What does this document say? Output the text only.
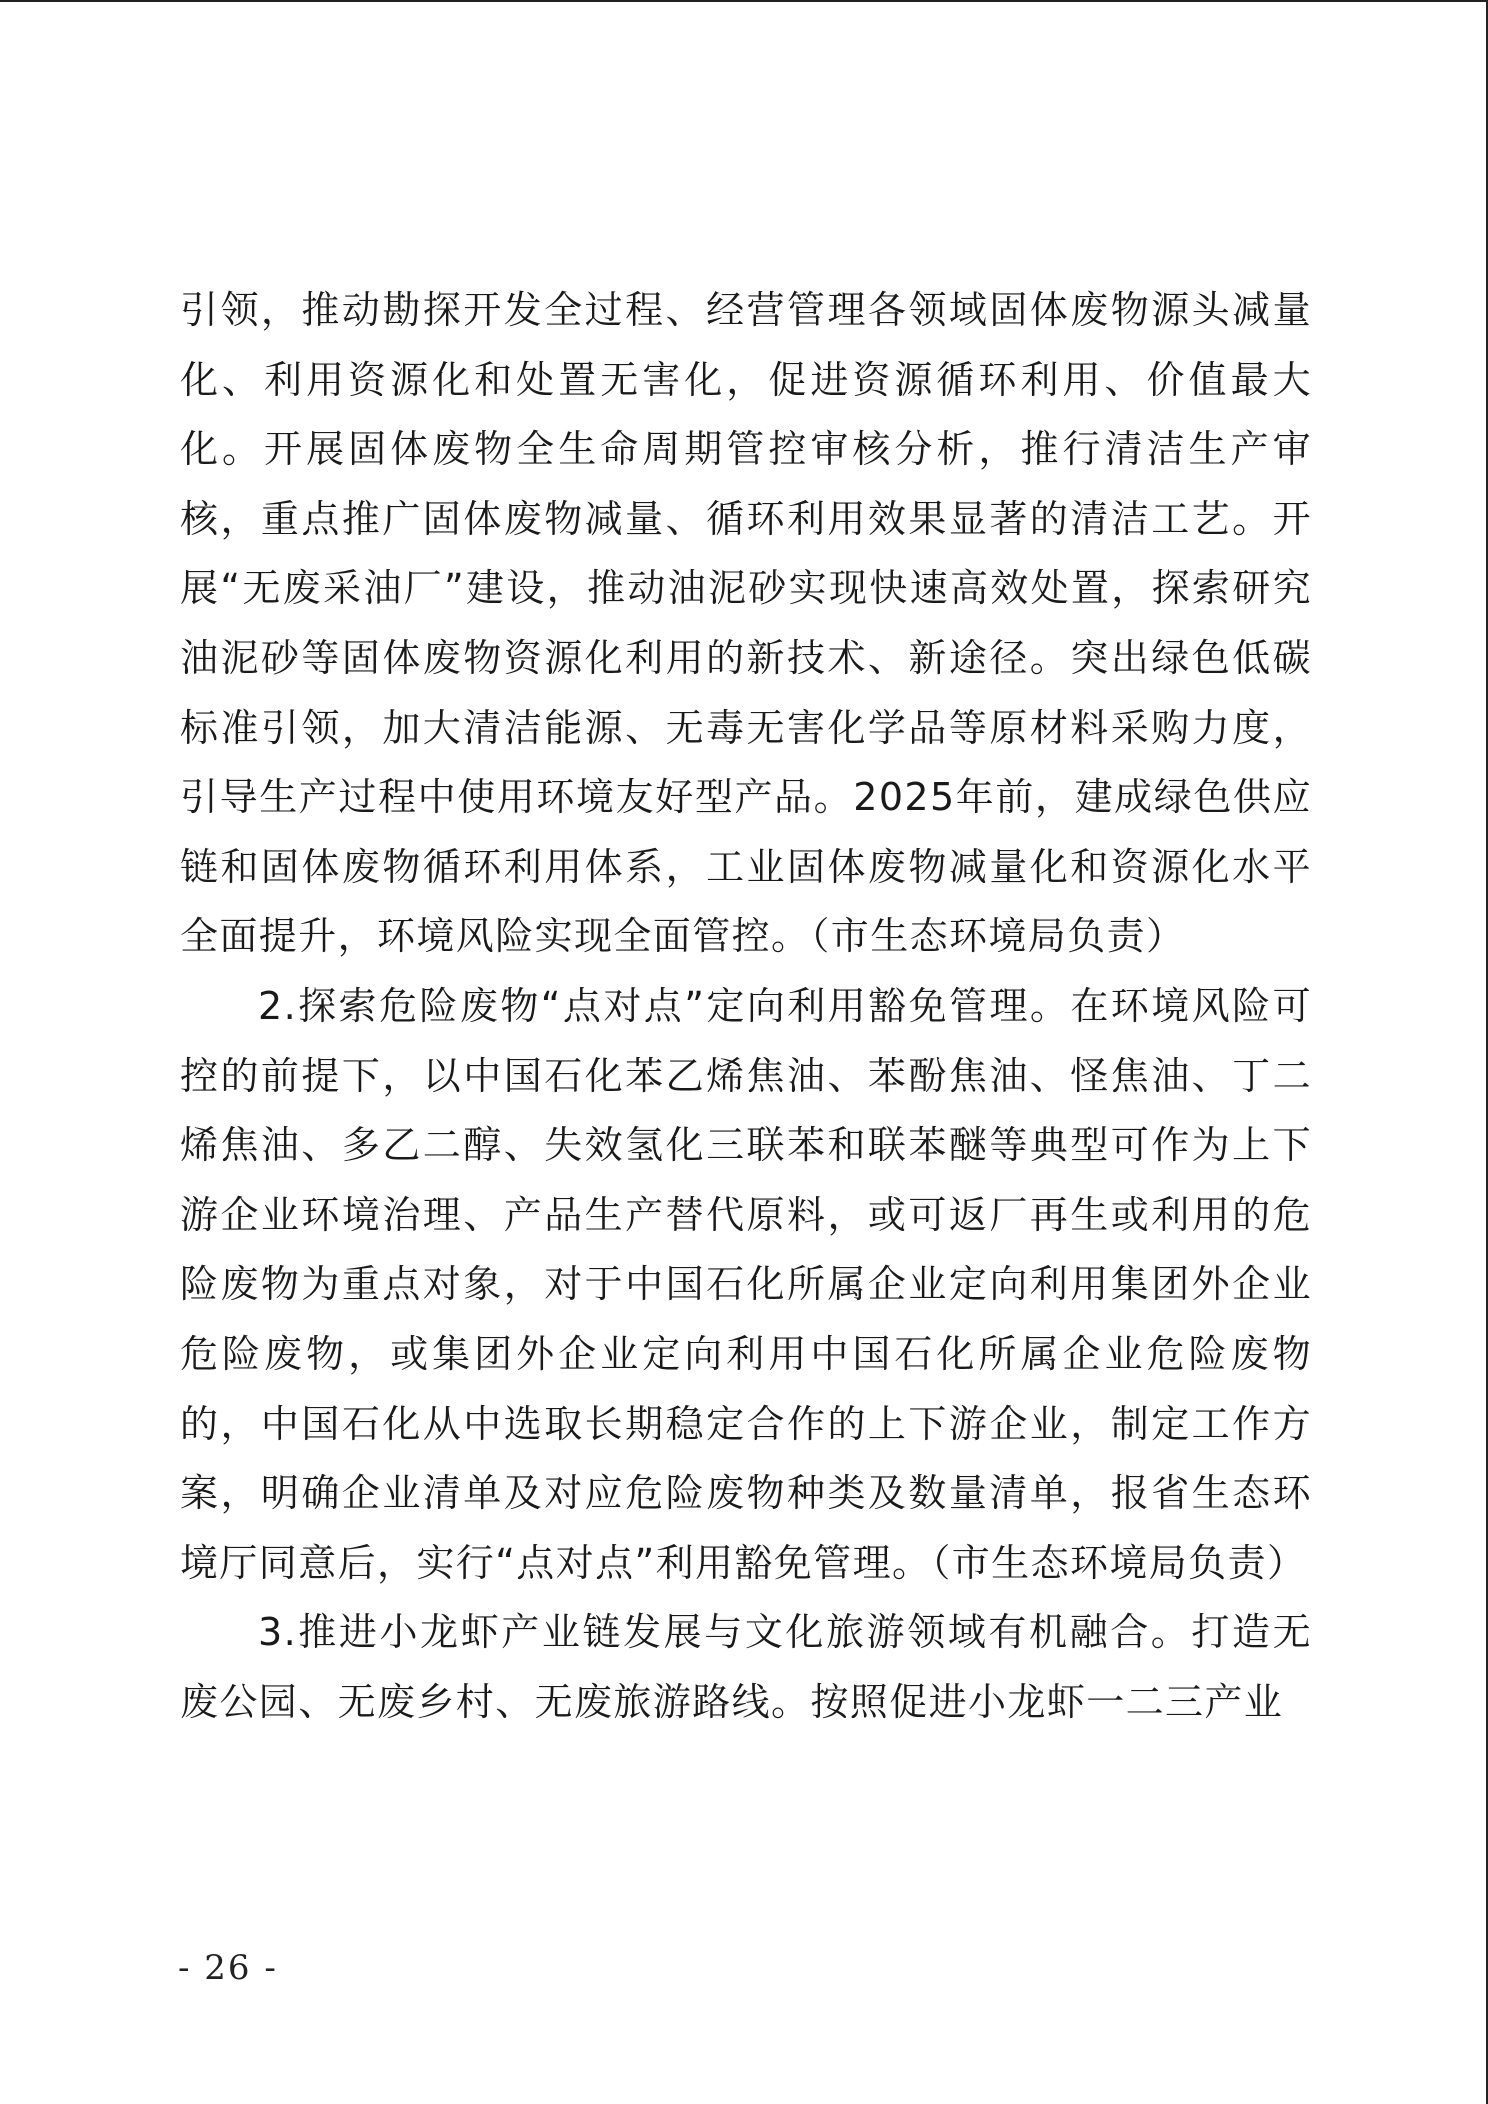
引领，推动勘探开发全过程、经营管理各领域固体废物源头减量化、利用资源化和处置无害化，促进资源循环利用、价值最大化。开展固体废物全生命周期管控审核分析，推行清洁生产审核，重点推广固体废物减量、循环利用效果显著的清洁工艺。开展“无废采油厂”建设，推动油泥砂实现快速高效处置，探索研究油泥砂等固体废物资源化利用的新技术、新途径。突出绿色低碳标准引领，加大清洁能源、无毒无害化学品等原材料采购力度，引导生产过程中使用环境友好型产品。2025年前，建成绿色供应链和固体废物循环利用体系，工业固体废物减量化和资源化水平全面提升，环境风险实现全面管控。（市生态环境局负责）

2.探索危险废物“点对点”定向利用豁免管理。在环境风险可控的前提下，以中国石化苯乙烯焦油、苯酚焦油、怪焦油、丁二烯焦油、多乙二醇、失效氢化三联苯和联苯醚等典型可作为上下游企业环境治理、产品生产替代原料，或可返厂再生或利用的危险废物为重点对象，对于中国石化所属企业定向利用集团外企业危险废物，或集团外企业定向利用中国石化所属企业危险废物的，中国石化从中选取长期稳定合作的上下游企业，制定工作方案，明确企业清单及对应危险废物种类及数量清单，报省生态环境厅同意后，实行“点对点”利用豁免管理。（市生态环境局负责）

3.推进小龙虾产业链发展与文化旅游领域有机融合。打造无废公园、无废乡村、无废旅游路线。按照促进小龙虾一二三产业

- 26 -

WORK INSTRUCTIONS: Reproduce the whole listing above word for word, but not its pictures.

RESULT BELOW:
What does this document say? Output the text only.
引领，推动勘探开发全过程、经营管理各领域固体废物源头减量化、利用资源化和处置无害化，促进资源循环利用、价值最大化。开展固体废物全生命周期管控审核分析，推行清洁生产审核，重点推广固体废物减量、循环利用效果显著的清洁工艺。开展“无废采油厂”建设，推动油泥砂实现快速高效处置，探索研究油泥砂等固体废物资源化利用的新技术、新途径。突出绿色低碳标准引领，加大清洁能源、无毒无害化学品等原材料采购力度，引导生产过程中使用环境友好型产品。2025年前，建成绿色供应链和固体废物循环利用体系，工业固体废物减量化和资源化水平全面提升，环境风险实现全面管控。（市生态环境局负责）

2.探索危险废物“点对点”定向利用豁免管理。在环境风险可控的前提下，以中国石化苯乙烯焦油、苯酚焦油、怪焦油、丁二烯焦油、多乙二醇、失效氢化三联苯和联苯醚等典型可作为上下游企业环境治理、产品生产替代原料，或可返厂再生或利用的危险废物为重点对象，对于中国石化所属企业定向利用集团外企业危险废物，或集团外企业定向利用中国石化所属企业危险废物的，中国石化从中选取长期稳定合作的上下游企业，制定工作方案，明确企业清单及对应危险废物种类及数量清单，报省生态环境厅同意后，实行“点对点”利用豁免管理。（市生态环境局负责）

3.推进小龙虾产业链发展与文化旅游领域有机融合。打造无废公园、无废乡村、无废旅游路线。按照促进小龙虾一二三产业

- 26 -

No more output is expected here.